▶ **Task objective**
In the listing, locate the line containing "Convert this document image to plain text.", then quote it and all following lines exactly. Omit pictures.

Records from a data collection
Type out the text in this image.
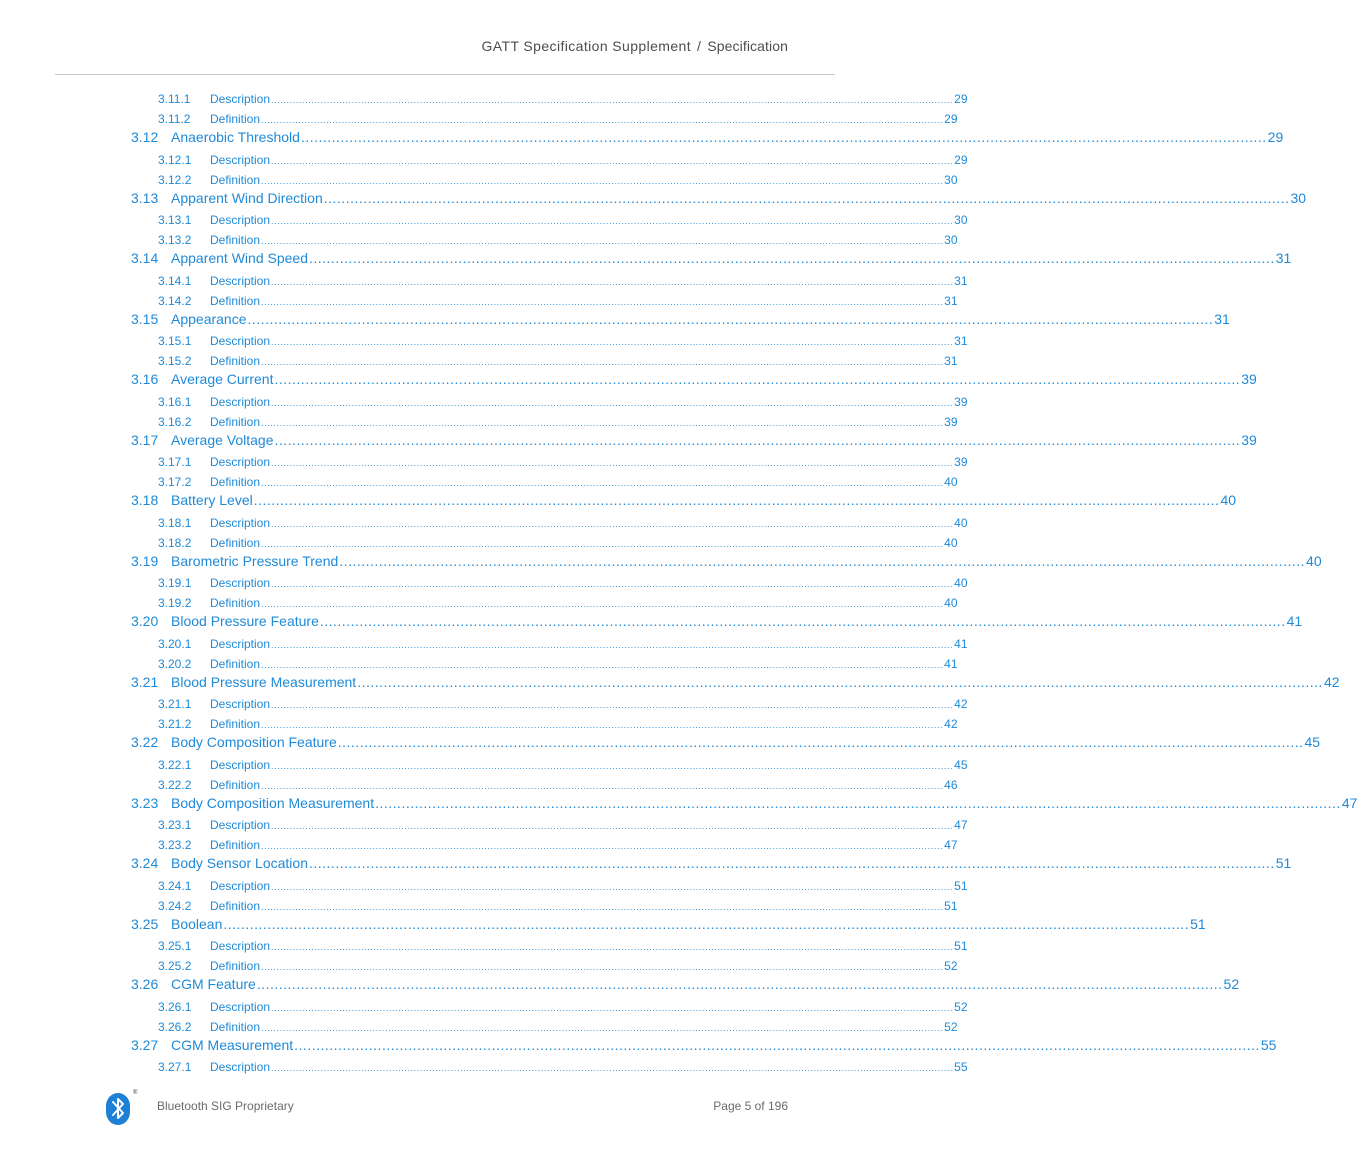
GATT Specification Supplement / Specification
3.11.1	Description ............................................................................................................................................................................................................................ 29
3.11.2	Definition ............................................................................................................................................................................................................................ 29
3.12 Anaerobic Threshold ............................................................................................................................................................................................................................ 29
3.12.1	Description ............................................................................................................................................................................................................................ 29
3.12.2	Definition ............................................................................................................................................................................................................................ 30
3.13 Apparent Wind Direction ............................................................................................................................................................................................................................ 30
3.13.1	Description ............................................................................................................................................................................................................................ 30
3.13.2	Definition ............................................................................................................................................................................................................................ 30
3.14 Apparent Wind Speed ............................................................................................................................................................................................................................ 31
3.14.1	Description ............................................................................................................................................................................................................................ 31
3.14.2	Definition ............................................................................................................................................................................................................................ 31
3.15 Appearance ............................................................................................................................................................................................................................ 31
3.15.1	Description ............................................................................................................................................................................................................................ 31
3.15.2	Definition ............................................................................................................................................................................................................................ 31
3.16 Average Current ............................................................................................................................................................................................................................ 39
3.16.1	Description ............................................................................................................................................................................................................................ 39
3.16.2	Definition ............................................................................................................................................................................................................................ 39
3.17 Average Voltage ............................................................................................................................................................................................................................ 39
3.17.1	Description ............................................................................................................................................................................................................................ 39
3.17.2	Definition ............................................................................................................................................................................................................................ 40
3.18 Battery Level ............................................................................................................................................................................................................................ 40
3.18.1	Description ............................................................................................................................................................................................................................ 40
3.18.2	Definition ............................................................................................................................................................................................................................ 40
3.19 Barometric Pressure Trend ............................................................................................................................................................................................................................ 40
3.19.1	Description ............................................................................................................................................................................................................................ 40
3.19.2	Definition ............................................................................................................................................................................................................................ 40
3.20 Blood Pressure Feature ............................................................................................................................................................................................................................ 41
3.20.1	Description ............................................................................................................................................................................................................................ 41
3.20.2	Definition ............................................................................................................................................................................................................................ 41
3.21 Blood Pressure Measurement ............................................................................................................................................................................................................................ 42
3.21.1	Description ............................................................................................................................................................................................................................ 42
3.21.2	Definition ............................................................................................................................................................................................................................ 42
3.22 Body Composition Feature ............................................................................................................................................................................................................................ 45
3.22.1	Description ............................................................................................................................................................................................................................ 45
3.22.2	Definition ............................................................................................................................................................................................................................ 46
3.23 Body Composition Measurement ............................................................................................................................................................................................................................ 47
3.23.1	Description ............................................................................................................................................................................................................................ 47
3.23.2	Definition ............................................................................................................................................................................................................................ 47
3.24 Body Sensor Location ............................................................................................................................................................................................................................ 51
3.24.1	Description ............................................................................................................................................................................................................................ 51
3.24.2	Definition ............................................................................................................................................................................................................................ 51
3.25 Boolean ............................................................................................................................................................................................................................ 51
3.25.1	Description ............................................................................................................................................................................................................................ 51
3.25.2	Definition ............................................................................................................................................................................................................................ 52
3.26 CGM Feature ............................................................................................................................................................................................................................ 52
3.26.1	Description ............................................................................................................................................................................................................................ 52
3.26.2	Definition ............................................................................................................................................................................................................................ 52
3.27 CGM Measurement ............................................................................................................................................................................................................................ 55
3.27.1	Description ............................................................................................................................................................................................................................ 55
®
Bluetooth SIG Proprietary	Page 5 of 196
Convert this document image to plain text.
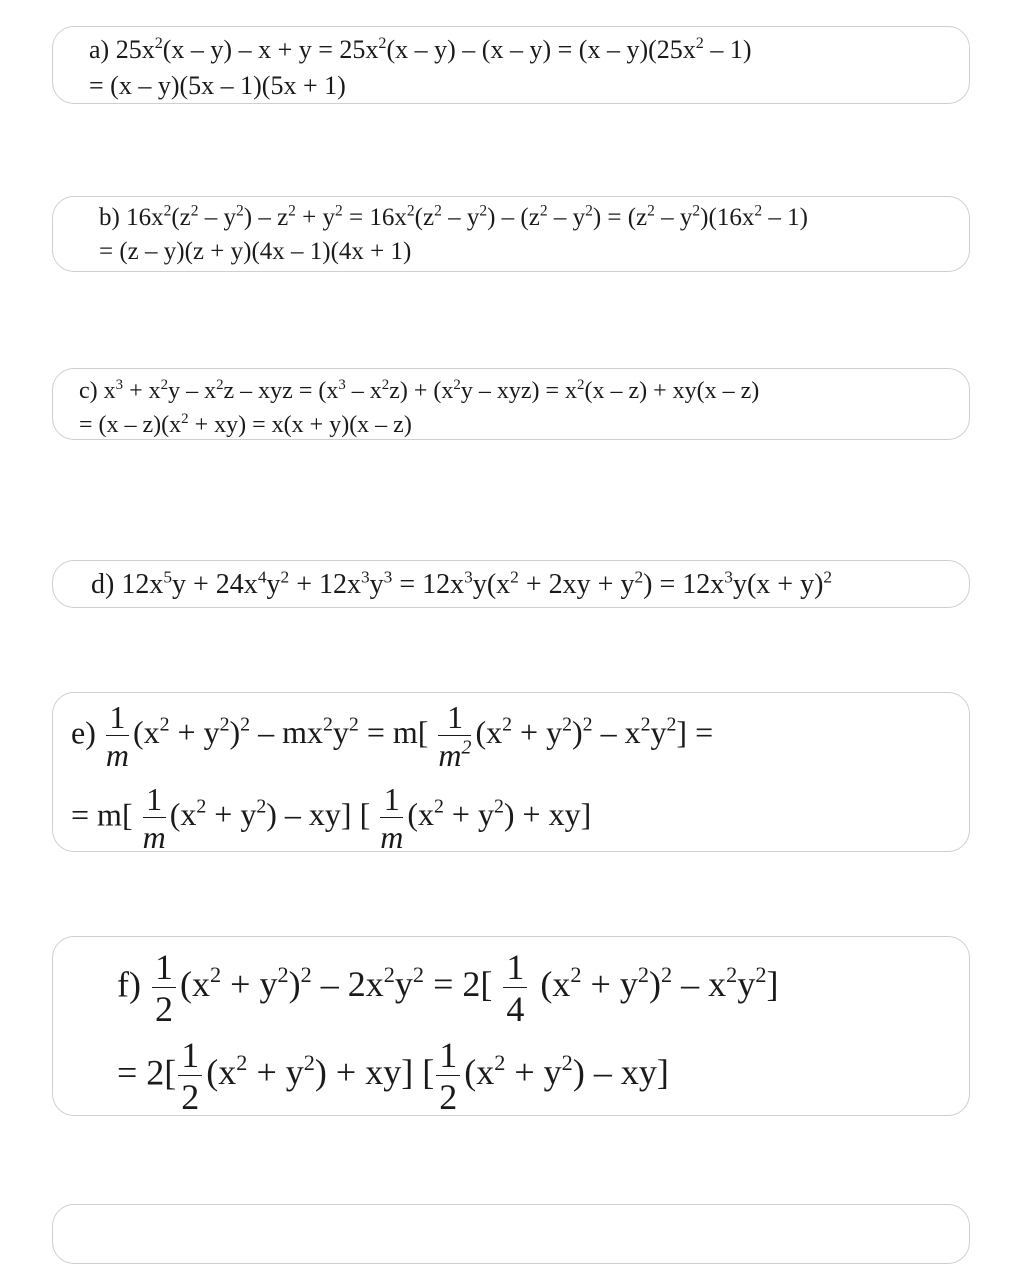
a) $25x^2(x - y) - x + y = 25x^2(x - y) - (x - y) = (x - y)(25x^2 - 1)$
= (x – y)(5x – 1)(5x + 1)
b) $16x^2(z^2 - y^2) - z^2 + y^2 = 16x^2(z^2 - y^2) - (z^2 - y^2) = (z^2 - y^2)(16x^2 - 1)$
= (z – y)(z + y)(4x – 1)(4x + 1)
c) $x^3 + x^2y - x^2z$ – xyz = $(x^3 - x^2z) + (x^2y - xyz) = x^2(x - z) + xy(x - z)$
= $(x - z)(x^2 + xy) = x(x + y)(x - z)$
d) $12x^5y + 24x^4y^2 + 12x^3y^3 = 12x^3y(x^2 + 2xy + y^2) = 12x^3y(x + y)^2$
$e) \frac{1}{m} (x^2 + y^2)^2 - mx^2y^2 = m[ \frac{1}{m^2} (x^2 + y^2)^2 - x^2y^2]$ =
= $m[ \frac{1}{m} (x^2 + y^2) - xy]$ [ $\frac{1}{m} (x^2 + y^2) + xy$]
$f) \frac{1}{2} (x^2 + y^2)^2 - 2x^2y^2 = 2[ \frac{1}{4} (x^2 + y^2)^2 - x^2y^2]$
= $2[ \frac{1}{2} (x^2 + y^2) + xy]$ [ $\frac{1}{2} (x^2 + y^2) - xy$]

▶ **Written response**
Convert this document image to plain text.
a) $25x^2(x - y) - x + y = 25x^2(x - y) - (x - y) = (x - y)(25x^2 - 1)$
= (x – y)(5x – 1)(5x + 1)
b) $16x^2(z^2 - y^2) - z^2 + y^2 = 16x^2(z^2 - y^2) - (z^2 - y^2) = (z^2 - y^2)(16x^2 - 1)$
= (z – y)(z + y)(4x – 1)(4x + 1)
c) $x^3 + x^2y - x^2z$ – xyz = $(x^3 - x^2z) + (x^2y - xyz) = x^2(x - z) + xy(x - z)$
= $(x - z)(x^2 + xy) = x(x + y)(x - z)$
d) $12x^5y + 24x^4y^2 + 12x^3y^3 = 12x^3y(x^2 + 2xy + y^2) = 12x^3y(x + y)^2$
$e) \frac{1}{m} (x^2 + y^2)^2 - mx^2y^2 = m[ \frac{1}{m^2} (x^2 + y^2)^2 - x^2y^2]$ =
= $m[ \frac{1}{m} (x^2 + y^2) - xy]$ [ $\frac{1}{m} (x^2 + y^2) + xy$]
$f) \frac{1}{2} (x^2 + y^2)^2 - 2x^2y^2 = 2[ \frac{1}{4} (x^2 + y^2)^2 - x^2y^2]$
= $2[ \frac{1}{2} (x^2 + y^2) + xy]$ [ $\frac{1}{2} (x^2 + y^2) - xy$]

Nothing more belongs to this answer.